* Description of the task
Extract every line below that contains the word "title".

* Material supplied
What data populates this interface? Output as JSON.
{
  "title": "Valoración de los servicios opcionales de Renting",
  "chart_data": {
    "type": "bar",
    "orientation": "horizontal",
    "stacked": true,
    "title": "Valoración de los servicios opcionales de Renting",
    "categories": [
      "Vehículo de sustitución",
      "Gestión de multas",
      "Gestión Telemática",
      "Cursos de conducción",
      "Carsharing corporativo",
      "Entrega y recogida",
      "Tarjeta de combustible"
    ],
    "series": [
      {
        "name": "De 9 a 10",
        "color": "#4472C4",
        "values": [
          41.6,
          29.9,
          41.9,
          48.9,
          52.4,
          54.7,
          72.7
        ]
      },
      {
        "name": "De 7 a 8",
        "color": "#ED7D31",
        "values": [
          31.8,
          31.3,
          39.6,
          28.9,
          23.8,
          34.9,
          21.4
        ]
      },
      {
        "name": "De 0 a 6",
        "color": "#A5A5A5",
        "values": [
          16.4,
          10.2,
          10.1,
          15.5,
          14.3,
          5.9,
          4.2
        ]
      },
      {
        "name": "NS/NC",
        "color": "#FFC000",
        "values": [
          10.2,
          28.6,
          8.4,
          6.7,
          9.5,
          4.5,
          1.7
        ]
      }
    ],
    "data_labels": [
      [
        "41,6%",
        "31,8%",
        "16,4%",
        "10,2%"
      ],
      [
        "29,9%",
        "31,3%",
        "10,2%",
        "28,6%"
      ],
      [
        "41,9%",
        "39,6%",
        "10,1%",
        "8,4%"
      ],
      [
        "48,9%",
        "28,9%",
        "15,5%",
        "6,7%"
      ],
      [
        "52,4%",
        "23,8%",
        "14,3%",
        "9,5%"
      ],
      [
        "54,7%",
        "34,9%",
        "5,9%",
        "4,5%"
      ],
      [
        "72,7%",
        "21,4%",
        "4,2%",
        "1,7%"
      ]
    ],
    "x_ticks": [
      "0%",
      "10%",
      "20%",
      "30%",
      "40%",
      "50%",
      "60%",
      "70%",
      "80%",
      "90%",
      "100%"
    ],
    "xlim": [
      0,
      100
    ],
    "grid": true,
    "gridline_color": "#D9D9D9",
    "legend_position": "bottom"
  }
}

* Written solution
  "title": "Valoración de los servicios opcionales de Renting",
    "title": "Valoración de los servicios opcionales de Renting",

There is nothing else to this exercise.